# START OF TASK INPUTS
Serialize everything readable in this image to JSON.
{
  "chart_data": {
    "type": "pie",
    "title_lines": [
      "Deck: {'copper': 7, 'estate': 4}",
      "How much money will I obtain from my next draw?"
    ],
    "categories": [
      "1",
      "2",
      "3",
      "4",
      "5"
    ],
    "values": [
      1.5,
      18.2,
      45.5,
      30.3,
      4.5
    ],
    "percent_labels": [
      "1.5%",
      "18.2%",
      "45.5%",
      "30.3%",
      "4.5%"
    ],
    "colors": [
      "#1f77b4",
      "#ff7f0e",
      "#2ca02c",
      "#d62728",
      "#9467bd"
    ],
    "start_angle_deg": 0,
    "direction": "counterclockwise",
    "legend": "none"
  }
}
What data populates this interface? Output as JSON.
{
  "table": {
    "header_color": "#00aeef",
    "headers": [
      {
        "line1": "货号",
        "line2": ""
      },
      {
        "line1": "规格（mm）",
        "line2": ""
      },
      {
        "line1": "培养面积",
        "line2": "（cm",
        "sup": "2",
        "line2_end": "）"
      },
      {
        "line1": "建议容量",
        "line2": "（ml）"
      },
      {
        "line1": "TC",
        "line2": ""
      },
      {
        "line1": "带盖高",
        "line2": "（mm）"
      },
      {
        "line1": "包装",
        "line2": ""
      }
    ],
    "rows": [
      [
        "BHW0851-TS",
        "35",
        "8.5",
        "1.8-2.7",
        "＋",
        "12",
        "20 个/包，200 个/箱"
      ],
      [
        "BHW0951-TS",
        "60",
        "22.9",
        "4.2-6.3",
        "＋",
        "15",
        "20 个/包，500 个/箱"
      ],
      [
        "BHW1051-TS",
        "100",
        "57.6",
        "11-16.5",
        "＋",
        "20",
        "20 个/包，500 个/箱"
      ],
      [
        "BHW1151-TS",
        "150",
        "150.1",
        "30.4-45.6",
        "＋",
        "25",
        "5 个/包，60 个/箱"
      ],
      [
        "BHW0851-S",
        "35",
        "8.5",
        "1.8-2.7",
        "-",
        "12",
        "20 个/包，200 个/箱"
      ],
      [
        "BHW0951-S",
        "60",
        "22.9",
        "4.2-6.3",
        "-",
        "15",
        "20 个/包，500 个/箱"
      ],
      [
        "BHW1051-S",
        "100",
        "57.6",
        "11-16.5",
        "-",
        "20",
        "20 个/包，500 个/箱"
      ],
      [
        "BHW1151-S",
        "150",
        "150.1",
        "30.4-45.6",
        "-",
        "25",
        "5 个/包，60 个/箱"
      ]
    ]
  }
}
# END OF TASK INPUTS
THE REQUEST =
All entries must be repeated verbatim.

SOLUTION BELOW =
Serialize everything readable in this image to JSON.
{
  "chart_data": {
    "type": "pie",
    "title_lines": [
      "Deck: {'copper': 7, 'estate': 4}",
      "How much money will I obtain from my next draw?"
    ],
    "categories": [
      "1",
      "2",
      "3",
      "4",
      "5"
    ],
    "values": [
      1.5,
      18.2,
      45.5,
      30.3,
      4.5
    ],
    "percent_labels": [
      "1.5%",
      "18.2%",
      "45.5%",
      "30.3%",
      "4.5%"
    ],
    "colors": [
      "#1f77b4",
      "#ff7f0e",
      "#2ca02c",
      "#d62728",
      "#9467bd"
    ],
    "start_angle_deg": 0,
    "direction": "counterclockwise",
    "legend": "none"
  }
}
What data populates this interface? Output as JSON.
{
  "table": {
    "header_color": "#00aeef",
    "headers": [
      {
        "line1": "货号",
        "line2": ""
      },
      {
        "line1": "规格（mm）",
        "line2": ""
      },
      {
        "line1": "培养面积",
        "line2": "（cm",
        "sup": "2",
        "line2_end": "）"
      },
      {
        "line1": "建议容量",
        "line2": "（ml）"
      },
      {
        "line1": "TC",
        "line2": ""
      },
      {
        "line1": "带盖高",
        "line2": "（mm）"
      },
      {
        "line1": "包装",
        "line2": ""
      }
    ],
    "rows": [
      [
        "BHW0851-TS",
        "35",
        "8.5",
        "1.8-2.7",
        "＋",
        "12",
        "20 个/包，200 个/箱"
      ],
      [
        "BHW0951-TS",
        "60",
        "22.9",
        "4.2-6.3",
        "＋",
        "15",
        "20 个/包，500 个/箱"
      ],
      [
        "BHW1051-TS",
        "100",
        "57.6",
        "11-16.5",
        "＋",
        "20",
        "20 个/包，500 个/箱"
      ],
      [
        "BHW1151-TS",
        "150",
        "150.1",
        "30.4-45.6",
        "＋",
        "25",
        "5 个/包，60 个/箱"
      ],
      [
        "BHW0851-S",
        "35",
        "8.5",
        "1.8-2.7",
        "-",
        "12",
        "20 个/包，200 个/箱"
      ],
      [
        "BHW0951-S",
        "60",
        "22.9",
        "4.2-6.3",
        "-",
        "15",
        "20 个/包，500 个/箱"
      ],
      [
        "BHW1051-S",
        "100",
        "57.6",
        "11-16.5",
        "-",
        "20",
        "20 个/包，500 个/箱"
      ],
      [
        "BHW1151-S",
        "150",
        "150.1",
        "30.4-45.6",
        "-",
        "25",
        "5 个/包，60 个/箱"
      ]
    ]
  }
}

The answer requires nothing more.